— begin Stored rows —
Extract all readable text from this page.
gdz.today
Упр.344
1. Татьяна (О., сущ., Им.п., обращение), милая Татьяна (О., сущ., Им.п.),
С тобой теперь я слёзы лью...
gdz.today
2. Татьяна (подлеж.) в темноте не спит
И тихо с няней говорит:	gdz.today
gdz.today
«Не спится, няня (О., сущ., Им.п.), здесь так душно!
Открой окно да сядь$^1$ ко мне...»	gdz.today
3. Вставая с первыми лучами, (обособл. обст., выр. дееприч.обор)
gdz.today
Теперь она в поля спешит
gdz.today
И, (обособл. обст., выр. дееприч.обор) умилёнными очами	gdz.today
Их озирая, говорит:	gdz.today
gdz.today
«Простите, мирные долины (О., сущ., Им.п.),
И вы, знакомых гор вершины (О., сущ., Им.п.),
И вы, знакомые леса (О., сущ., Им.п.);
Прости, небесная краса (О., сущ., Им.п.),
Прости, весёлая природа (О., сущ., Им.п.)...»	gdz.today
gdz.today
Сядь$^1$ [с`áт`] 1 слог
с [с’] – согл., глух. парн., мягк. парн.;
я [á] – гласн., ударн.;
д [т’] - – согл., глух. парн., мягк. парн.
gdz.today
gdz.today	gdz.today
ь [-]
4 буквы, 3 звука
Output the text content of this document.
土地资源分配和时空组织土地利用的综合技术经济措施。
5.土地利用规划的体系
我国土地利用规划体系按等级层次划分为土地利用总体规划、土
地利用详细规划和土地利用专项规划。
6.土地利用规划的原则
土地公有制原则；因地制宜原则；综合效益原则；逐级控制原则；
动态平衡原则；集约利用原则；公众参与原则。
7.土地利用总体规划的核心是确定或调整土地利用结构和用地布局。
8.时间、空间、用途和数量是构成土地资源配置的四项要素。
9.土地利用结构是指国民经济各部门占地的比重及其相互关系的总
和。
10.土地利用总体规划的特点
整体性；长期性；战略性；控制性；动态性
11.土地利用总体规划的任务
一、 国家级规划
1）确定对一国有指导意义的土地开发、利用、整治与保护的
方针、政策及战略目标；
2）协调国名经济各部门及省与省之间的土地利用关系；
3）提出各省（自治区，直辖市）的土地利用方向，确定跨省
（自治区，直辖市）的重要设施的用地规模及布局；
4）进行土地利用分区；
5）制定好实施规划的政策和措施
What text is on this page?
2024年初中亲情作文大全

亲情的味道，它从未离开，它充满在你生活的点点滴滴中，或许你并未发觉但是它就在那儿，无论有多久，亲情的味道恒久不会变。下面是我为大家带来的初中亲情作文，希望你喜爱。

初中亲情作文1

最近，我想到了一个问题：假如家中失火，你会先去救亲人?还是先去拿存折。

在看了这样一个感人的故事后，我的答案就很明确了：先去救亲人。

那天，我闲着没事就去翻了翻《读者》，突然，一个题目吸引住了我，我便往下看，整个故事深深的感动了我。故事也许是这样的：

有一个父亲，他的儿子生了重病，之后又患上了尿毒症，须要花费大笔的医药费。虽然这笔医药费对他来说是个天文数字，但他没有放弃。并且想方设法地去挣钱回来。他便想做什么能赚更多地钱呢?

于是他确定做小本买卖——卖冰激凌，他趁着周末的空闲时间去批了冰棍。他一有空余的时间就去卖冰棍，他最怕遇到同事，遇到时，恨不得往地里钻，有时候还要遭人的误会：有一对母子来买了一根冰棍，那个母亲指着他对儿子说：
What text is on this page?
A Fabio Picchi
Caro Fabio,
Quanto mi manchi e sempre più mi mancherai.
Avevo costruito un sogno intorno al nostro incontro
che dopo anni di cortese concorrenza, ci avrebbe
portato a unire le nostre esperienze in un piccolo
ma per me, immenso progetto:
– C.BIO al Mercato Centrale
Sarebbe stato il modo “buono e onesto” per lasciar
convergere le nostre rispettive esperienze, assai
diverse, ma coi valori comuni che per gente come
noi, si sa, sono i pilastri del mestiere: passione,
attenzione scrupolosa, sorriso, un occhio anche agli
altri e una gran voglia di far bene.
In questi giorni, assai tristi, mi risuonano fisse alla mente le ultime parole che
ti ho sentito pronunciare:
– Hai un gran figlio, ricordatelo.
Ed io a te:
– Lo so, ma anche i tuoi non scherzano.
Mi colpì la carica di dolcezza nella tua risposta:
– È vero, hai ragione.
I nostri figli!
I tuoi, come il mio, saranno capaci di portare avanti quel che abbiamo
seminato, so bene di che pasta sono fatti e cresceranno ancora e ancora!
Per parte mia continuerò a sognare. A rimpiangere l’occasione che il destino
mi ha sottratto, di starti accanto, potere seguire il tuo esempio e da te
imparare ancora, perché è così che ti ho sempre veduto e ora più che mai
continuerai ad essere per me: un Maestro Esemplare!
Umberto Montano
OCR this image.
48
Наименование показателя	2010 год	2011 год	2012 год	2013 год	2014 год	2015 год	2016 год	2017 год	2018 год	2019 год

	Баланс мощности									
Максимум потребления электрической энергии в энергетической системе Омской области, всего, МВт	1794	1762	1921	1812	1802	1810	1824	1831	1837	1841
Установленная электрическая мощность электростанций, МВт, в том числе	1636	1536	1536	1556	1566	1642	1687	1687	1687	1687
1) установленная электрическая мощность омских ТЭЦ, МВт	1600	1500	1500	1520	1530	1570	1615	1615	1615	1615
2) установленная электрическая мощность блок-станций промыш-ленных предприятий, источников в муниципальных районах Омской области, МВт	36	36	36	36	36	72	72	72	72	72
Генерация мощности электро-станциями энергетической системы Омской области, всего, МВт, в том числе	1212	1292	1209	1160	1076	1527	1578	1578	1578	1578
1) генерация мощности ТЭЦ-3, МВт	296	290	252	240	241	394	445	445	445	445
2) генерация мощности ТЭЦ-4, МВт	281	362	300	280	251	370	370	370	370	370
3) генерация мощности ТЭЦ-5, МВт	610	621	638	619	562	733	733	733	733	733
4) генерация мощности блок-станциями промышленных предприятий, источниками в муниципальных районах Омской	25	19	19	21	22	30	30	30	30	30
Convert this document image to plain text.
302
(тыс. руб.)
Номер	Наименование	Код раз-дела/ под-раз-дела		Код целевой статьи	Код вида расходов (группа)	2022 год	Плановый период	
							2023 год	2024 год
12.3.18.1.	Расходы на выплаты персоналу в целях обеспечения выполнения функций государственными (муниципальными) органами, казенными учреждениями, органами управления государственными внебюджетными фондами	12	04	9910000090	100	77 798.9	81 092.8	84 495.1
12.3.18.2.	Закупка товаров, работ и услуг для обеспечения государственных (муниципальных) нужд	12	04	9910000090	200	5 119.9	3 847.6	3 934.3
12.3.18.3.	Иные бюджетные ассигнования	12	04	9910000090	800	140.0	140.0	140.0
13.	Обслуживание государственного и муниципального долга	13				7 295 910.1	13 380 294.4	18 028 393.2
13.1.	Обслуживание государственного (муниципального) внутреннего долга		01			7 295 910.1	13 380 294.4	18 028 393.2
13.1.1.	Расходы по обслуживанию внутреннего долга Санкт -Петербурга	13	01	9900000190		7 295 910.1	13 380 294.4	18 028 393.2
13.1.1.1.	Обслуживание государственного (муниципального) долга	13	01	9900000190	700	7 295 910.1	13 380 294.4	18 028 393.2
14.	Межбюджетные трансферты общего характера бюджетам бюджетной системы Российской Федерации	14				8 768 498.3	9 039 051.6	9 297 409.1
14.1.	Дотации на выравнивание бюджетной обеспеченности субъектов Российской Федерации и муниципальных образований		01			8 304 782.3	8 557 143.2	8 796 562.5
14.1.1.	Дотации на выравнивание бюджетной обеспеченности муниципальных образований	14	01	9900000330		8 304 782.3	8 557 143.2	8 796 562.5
— end Stored rows —
§ **The task**
Write out exactly the lines of the entries above that run from the line containing "Convert this document image to plain text." through the last line, including both.

§ **Result of the exercise**
Convert this document image to plain text.
302
(тыс. руб.)
Номер	Наименование	Код раз-дела/ под-раз-дела		Код целевой статьи	Код вида расходов (группа)	2022 год	Плановый период	
							2023 год	2024 год
12.3.18.1.	Расходы на выплаты персоналу в целях обеспечения выполнения функций государственными (муниципальными) органами, казенными учреждениями, органами управления государственными внебюджетными фондами	12	04	9910000090	100	77 798.9	81 092.8	84 495.1
12.3.18.2.	Закупка товаров, работ и услуг для обеспечения государственных (муниципальных) нужд	12	04	9910000090	200	5 119.9	3 847.6	3 934.3
12.3.18.3.	Иные бюджетные ассигнования	12	04	9910000090	800	140.0	140.0	140.0
13.	Обслуживание государственного и муниципального долга	13				7 295 910.1	13 380 294.4	18 028 393.2
13.1.	Обслуживание государственного (муниципального) внутреннего долга		01			7 295 910.1	13 380 294.4	18 028 393.2
13.1.1.	Расходы по обслуживанию внутреннего долга Санкт -Петербурга	13	01	9900000190		7 295 910.1	13 380 294.4	18 028 393.2
13.1.1.1.	Обслуживание государственного (муниципального) долга	13	01	9900000190	700	7 295 910.1	13 380 294.4	18 028 393.2
14.	Межбюджетные трансферты общего характера бюджетам бюджетной системы Российской Федерации	14				8 768 498.3	9 039 051.6	9 297 409.1
14.1.	Дотации на выравнивание бюджетной обеспеченности субъектов Российской Федерации и муниципальных образований		01			8 304 782.3	8 557 143.2	8 796 562.5
14.1.1.	Дотации на выравнивание бюджетной обеспеченности муниципальных образований	14	01	9900000330		8 304 782.3	8 557 143.2	8 796 562.5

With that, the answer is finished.